## [INSTRUCTION]
Return the records word for word. Any pictures in them are not part of the copy.

## [GIVEN ENTRIES]
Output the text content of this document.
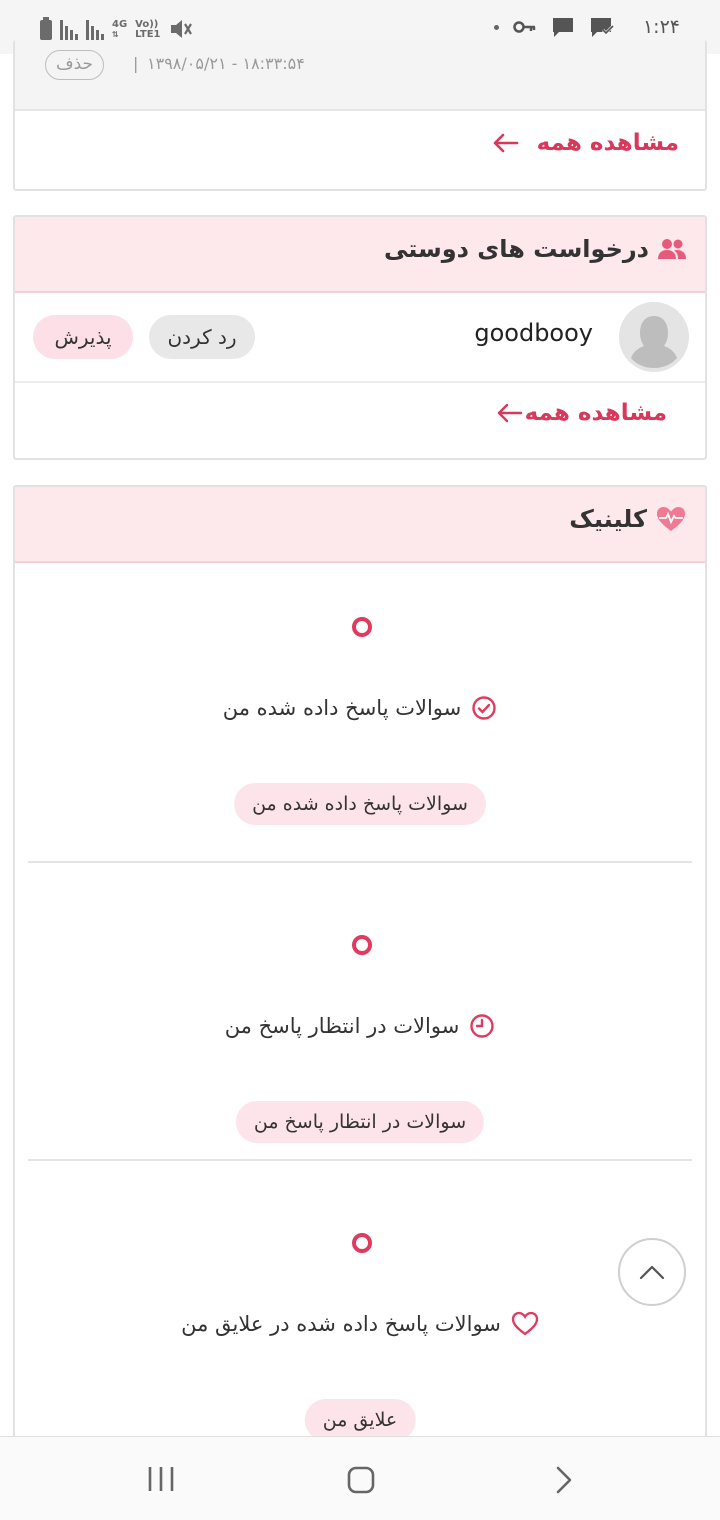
4G
⇅
Vo))
LTE1	۱:۲۴
حذف	| ۱۳۹۸/۰۵/۲۱ - ۱۸:۳۳:۵۴
مشاهده همه
درخواست های دوستی
goodbooy
رد کردن
پذیرش
مشاهده همه
کلینیک
سوالات پاسخ داده شده من
سوالات پاسخ داده شده من
سوالات در انتظار پاسخ من
سوالات در انتظار پاسخ من
سوالات پاسخ داده شده در علایق من
علایق من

## [RESULT OF THE EXERCISE]
Output the text content of this document.
4G
⇅
Vo))
LTE1	۱:۲۴
حذف	| ۱۳۹۸/۰۵/۲۱ - ۱۸:۳۳:۵۴
مشاهده همه
درخواست های دوستی
goodbooy
رد کردن
پذیرش
مشاهده همه
کلینیک
سوالات پاسخ داده شده من
سوالات پاسخ داده شده من
سوالات در انتظار پاسخ من
سوالات در انتظار پاسخ من
سوالات پاسخ داده شده در علایق من
علایق من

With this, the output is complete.